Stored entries
☆ ☆ ☆ ☆
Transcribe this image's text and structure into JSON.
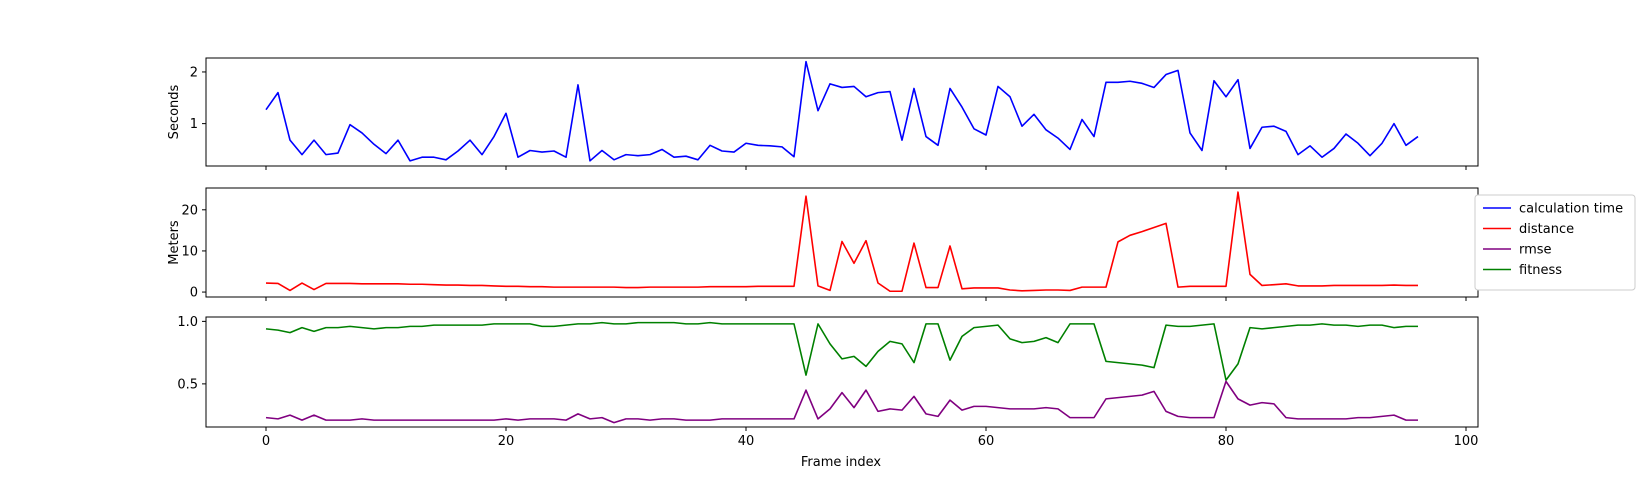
{
  "chart_data": {
    "type": "line",
    "xlabel": "Frame index",
    "xlim": [
      -5,
      101
    ],
    "xticks": [
      0,
      20,
      40,
      60,
      80,
      100
    ],
    "legend": {
      "placement": "right",
      "entries": [
        {
          "name": "calculation time",
          "color": "#0000ff"
        },
        {
          "name": "distance",
          "color": "#ff0000"
        },
        {
          "name": "rmse",
          "color": "#800080"
        },
        {
          "name": "fitness",
          "color": "#008000"
        }
      ]
    },
    "panels": [
      {
        "ylabel": "Seconds",
        "ylim": [
          0.18,
          2.27
        ],
        "yticks": [
          1,
          2
        ],
        "series": [
          {
            "name": "calculation time",
            "color": "#0000ff",
            "values": [
              1.27,
              1.6,
              0.68,
              0.4,
              0.68,
              0.4,
              0.43,
              0.98,
              0.82,
              0.6,
              0.42,
              0.68,
              0.28,
              0.35,
              0.35,
              0.3,
              0.47,
              0.68,
              0.4,
              0.75,
              1.2,
              0.35,
              0.48,
              0.45,
              0.47,
              0.35,
              1.75,
              0.28,
              0.48,
              0.3,
              0.4,
              0.38,
              0.4,
              0.5,
              0.35,
              0.37,
              0.3,
              0.58,
              0.47,
              0.45,
              0.62,
              0.58,
              0.57,
              0.55,
              0.36,
              2.2,
              1.25,
              1.77,
              1.7,
              1.72,
              1.52,
              1.6,
              1.62,
              0.68,
              1.68,
              0.75,
              0.58,
              1.68,
              1.32,
              0.9,
              0.78,
              1.72,
              1.52,
              0.95,
              1.18,
              0.88,
              0.72,
              0.5,
              1.08,
              0.75,
              1.8,
              1.8,
              1.82,
              1.78,
              1.7,
              1.95,
              2.03,
              0.82,
              0.48,
              1.83,
              1.52,
              1.85,
              0.52,
              0.93,
              0.95,
              0.85,
              0.4,
              0.57,
              0.35,
              0.52,
              0.8,
              0.62,
              0.38,
              0.62,
              1.0,
              0.58,
              0.75
            ]
          }
        ]
      },
      {
        "ylabel": "Meters",
        "ylim": [
          -1.2,
          25.3
        ],
        "yticks": [
          0,
          10,
          20
        ],
        "series": [
          {
            "name": "distance",
            "color": "#ff0000",
            "values": [
              2.2,
              2.1,
              0.4,
              2.2,
              0.6,
              2.1,
              2.1,
              2.1,
              2.0,
              2.0,
              2.0,
              2.0,
              1.9,
              1.9,
              1.8,
              1.7,
              1.7,
              1.6,
              1.6,
              1.5,
              1.4,
              1.4,
              1.3,
              1.3,
              1.2,
              1.2,
              1.2,
              1.2,
              1.2,
              1.2,
              1.1,
              1.1,
              1.2,
              1.2,
              1.2,
              1.2,
              1.2,
              1.3,
              1.3,
              1.3,
              1.3,
              1.4,
              1.4,
              1.4,
              1.4,
              23.3,
              1.5,
              0.4,
              12.3,
              7.0,
              12.5,
              2.2,
              0.2,
              0.2,
              11.9,
              1.1,
              1.1,
              11.2,
              0.8,
              1.0,
              1.0,
              1.0,
              0.5,
              0.3,
              0.4,
              0.5,
              0.5,
              0.4,
              1.2,
              1.2,
              1.2,
              12.2,
              13.8,
              14.7,
              15.7,
              16.7,
              1.2,
              1.4,
              1.4,
              1.4,
              1.4,
              24.3,
              4.3,
              1.6,
              1.8,
              2.0,
              1.5,
              1.5,
              1.5,
              1.6,
              1.6,
              1.6,
              1.6,
              1.6,
              1.7,
              1.6,
              1.6
            ]
          }
        ]
      },
      {
        "ylabel": "",
        "ylim": [
          0.155,
          1.035
        ],
        "yticks": [
          0.5,
          1.0
        ],
        "yticklabels": [
          "0.5",
          "1.0"
        ],
        "series": [
          {
            "name": "fitness",
            "color": "#008000",
            "values": [
              0.94,
              0.93,
              0.91,
              0.95,
              0.92,
              0.95,
              0.95,
              0.96,
              0.95,
              0.94,
              0.95,
              0.95,
              0.96,
              0.96,
              0.97,
              0.97,
              0.97,
              0.97,
              0.97,
              0.98,
              0.98,
              0.98,
              0.98,
              0.96,
              0.96,
              0.97,
              0.98,
              0.98,
              0.99,
              0.98,
              0.98,
              0.99,
              0.99,
              0.99,
              0.99,
              0.98,
              0.98,
              0.99,
              0.98,
              0.98,
              0.98,
              0.98,
              0.98,
              0.98,
              0.98,
              0.57,
              0.98,
              0.82,
              0.7,
              0.72,
              0.64,
              0.76,
              0.84,
              0.82,
              0.67,
              0.98,
              0.98,
              0.69,
              0.88,
              0.95,
              0.96,
              0.97,
              0.86,
              0.83,
              0.84,
              0.87,
              0.83,
              0.98,
              0.98,
              0.98,
              0.68,
              0.67,
              0.66,
              0.65,
              0.63,
              0.97,
              0.96,
              0.96,
              0.97,
              0.98,
              0.53,
              0.66,
              0.95,
              0.94,
              0.95,
              0.96,
              0.97,
              0.97,
              0.98,
              0.97,
              0.97,
              0.96,
              0.97,
              0.97,
              0.95,
              0.96,
              0.96
            ]
          },
          {
            "name": "rmse",
            "color": "#800080",
            "values": [
              0.23,
              0.22,
              0.25,
              0.21,
              0.25,
              0.21,
              0.21,
              0.21,
              0.22,
              0.21,
              0.21,
              0.21,
              0.21,
              0.21,
              0.21,
              0.21,
              0.21,
              0.21,
              0.21,
              0.21,
              0.22,
              0.21,
              0.22,
              0.22,
              0.22,
              0.21,
              0.26,
              0.22,
              0.23,
              0.19,
              0.22,
              0.22,
              0.21,
              0.22,
              0.22,
              0.21,
              0.21,
              0.21,
              0.22,
              0.22,
              0.22,
              0.22,
              0.22,
              0.22,
              0.22,
              0.45,
              0.22,
              0.3,
              0.43,
              0.31,
              0.45,
              0.28,
              0.3,
              0.29,
              0.4,
              0.26,
              0.24,
              0.37,
              0.29,
              0.32,
              0.32,
              0.31,
              0.3,
              0.3,
              0.3,
              0.31,
              0.3,
              0.23,
              0.23,
              0.23,
              0.38,
              0.39,
              0.4,
              0.41,
              0.44,
              0.28,
              0.24,
              0.23,
              0.23,
              0.23,
              0.52,
              0.38,
              0.33,
              0.35,
              0.34,
              0.23,
              0.22,
              0.22,
              0.22,
              0.22,
              0.22,
              0.23,
              0.23,
              0.24,
              0.25,
              0.21,
              0.21
            ]
          }
        ]
      }
    ]
  }
}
☆ ☆ ☆ ☆
Could you reproduce every record above exactly, leaving out the pictures?

Transcribe this image's text and structure into JSON.
{
  "chart_data": {
    "type": "line",
    "xlabel": "Frame index",
    "xlim": [
      -5,
      101
    ],
    "xticks": [
      0,
      20,
      40,
      60,
      80,
      100
    ],
    "legend": {
      "placement": "right",
      "entries": [
        {
          "name": "calculation time",
          "color": "#0000ff"
        },
        {
          "name": "distance",
          "color": "#ff0000"
        },
        {
          "name": "rmse",
          "color": "#800080"
        },
        {
          "name": "fitness",
          "color": "#008000"
        }
      ]
    },
    "panels": [
      {
        "ylabel": "Seconds",
        "ylim": [
          0.18,
          2.27
        ],
        "yticks": [
          1,
          2
        ],
        "series": [
          {
            "name": "calculation time",
            "color": "#0000ff",
            "values": [
              1.27,
              1.6,
              0.68,
              0.4,
              0.68,
              0.4,
              0.43,
              0.98,
              0.82,
              0.6,
              0.42,
              0.68,
              0.28,
              0.35,
              0.35,
              0.3,
              0.47,
              0.68,
              0.4,
              0.75,
              1.2,
              0.35,
              0.48,
              0.45,
              0.47,
              0.35,
              1.75,
              0.28,
              0.48,
              0.3,
              0.4,
              0.38,
              0.4,
              0.5,
              0.35,
              0.37,
              0.3,
              0.58,
              0.47,
              0.45,
              0.62,
              0.58,
              0.57,
              0.55,
              0.36,
              2.2,
              1.25,
              1.77,
              1.7,
              1.72,
              1.52,
              1.6,
              1.62,
              0.68,
              1.68,
              0.75,
              0.58,
              1.68,
              1.32,
              0.9,
              0.78,
              1.72,
              1.52,
              0.95,
              1.18,
              0.88,
              0.72,
              0.5,
              1.08,
              0.75,
              1.8,
              1.8,
              1.82,
              1.78,
              1.7,
              1.95,
              2.03,
              0.82,
              0.48,
              1.83,
              1.52,
              1.85,
              0.52,
              0.93,
              0.95,
              0.85,
              0.4,
              0.57,
              0.35,
              0.52,
              0.8,
              0.62,
              0.38,
              0.62,
              1.0,
              0.58,
              0.75
            ]
          }
        ]
      },
      {
        "ylabel": "Meters",
        "ylim": [
          -1.2,
          25.3
        ],
        "yticks": [
          0,
          10,
          20
        ],
        "series": [
          {
            "name": "distance",
            "color": "#ff0000",
            "values": [
              2.2,
              2.1,
              0.4,
              2.2,
              0.6,
              2.1,
              2.1,
              2.1,
              2.0,
              2.0,
              2.0,
              2.0,
              1.9,
              1.9,
              1.8,
              1.7,
              1.7,
              1.6,
              1.6,
              1.5,
              1.4,
              1.4,
              1.3,
              1.3,
              1.2,
              1.2,
              1.2,
              1.2,
              1.2,
              1.2,
              1.1,
              1.1,
              1.2,
              1.2,
              1.2,
              1.2,
              1.2,
              1.3,
              1.3,
              1.3,
              1.3,
              1.4,
              1.4,
              1.4,
              1.4,
              23.3,
              1.5,
              0.4,
              12.3,
              7.0,
              12.5,
              2.2,
              0.2,
              0.2,
              11.9,
              1.1,
              1.1,
              11.2,
              0.8,
              1.0,
              1.0,
              1.0,
              0.5,
              0.3,
              0.4,
              0.5,
              0.5,
              0.4,
              1.2,
              1.2,
              1.2,
              12.2,
              13.8,
              14.7,
              15.7,
              16.7,
              1.2,
              1.4,
              1.4,
              1.4,
              1.4,
              24.3,
              4.3,
              1.6,
              1.8,
              2.0,
              1.5,
              1.5,
              1.5,
              1.6,
              1.6,
              1.6,
              1.6,
              1.6,
              1.7,
              1.6,
              1.6
            ]
          }
        ]
      },
      {
        "ylabel": "",
        "ylim": [
          0.155,
          1.035
        ],
        "yticks": [
          0.5,
          1.0
        ],
        "yticklabels": [
          "0.5",
          "1.0"
        ],
        "series": [
          {
            "name": "fitness",
            "color": "#008000",
            "values": [
              0.94,
              0.93,
              0.91,
              0.95,
              0.92,
              0.95,
              0.95,
              0.96,
              0.95,
              0.94,
              0.95,
              0.95,
              0.96,
              0.96,
              0.97,
              0.97,
              0.97,
              0.97,
              0.97,
              0.98,
              0.98,
              0.98,
              0.98,
              0.96,
              0.96,
              0.97,
              0.98,
              0.98,
              0.99,
              0.98,
              0.98,
              0.99,
              0.99,
              0.99,
              0.99,
              0.98,
              0.98,
              0.99,
              0.98,
              0.98,
              0.98,
              0.98,
              0.98,
              0.98,
              0.98,
              0.57,
              0.98,
              0.82,
              0.7,
              0.72,
              0.64,
              0.76,
              0.84,
              0.82,
              0.67,
              0.98,
              0.98,
              0.69,
              0.88,
              0.95,
              0.96,
              0.97,
              0.86,
              0.83,
              0.84,
              0.87,
              0.83,
              0.98,
              0.98,
              0.98,
              0.68,
              0.67,
              0.66,
              0.65,
              0.63,
              0.97,
              0.96,
              0.96,
              0.97,
              0.98,
              0.53,
              0.66,
              0.95,
              0.94,
              0.95,
              0.96,
              0.97,
              0.97,
              0.98,
              0.97,
              0.97,
              0.96,
              0.97,
              0.97,
              0.95,
              0.96,
              0.96
            ]
          },
          {
            "name": "rmse",
            "color": "#800080",
            "values": [
              0.23,
              0.22,
              0.25,
              0.21,
              0.25,
              0.21,
              0.21,
              0.21,
              0.22,
              0.21,
              0.21,
              0.21,
              0.21,
              0.21,
              0.21,
              0.21,
              0.21,
              0.21,
              0.21,
              0.21,
              0.22,
              0.21,
              0.22,
              0.22,
              0.22,
              0.21,
              0.26,
              0.22,
              0.23,
              0.19,
              0.22,
              0.22,
              0.21,
              0.22,
              0.22,
              0.21,
              0.21,
              0.21,
              0.22,
              0.22,
              0.22,
              0.22,
              0.22,
              0.22,
              0.22,
              0.45,
              0.22,
              0.3,
              0.43,
              0.31,
              0.45,
              0.28,
              0.3,
              0.29,
              0.4,
              0.26,
              0.24,
              0.37,
              0.29,
              0.32,
              0.32,
              0.31,
              0.3,
              0.3,
              0.3,
              0.31,
              0.3,
              0.23,
              0.23,
              0.23,
              0.38,
              0.39,
              0.4,
              0.41,
              0.44,
              0.28,
              0.24,
              0.23,
              0.23,
              0.23,
              0.52,
              0.38,
              0.33,
              0.35,
              0.34,
              0.23,
              0.22,
              0.22,
              0.22,
              0.22,
              0.22,
              0.23,
              0.23,
              0.24,
              0.25,
              0.21,
              0.21
            ]
          }
        ]
      }
    ]
  }
}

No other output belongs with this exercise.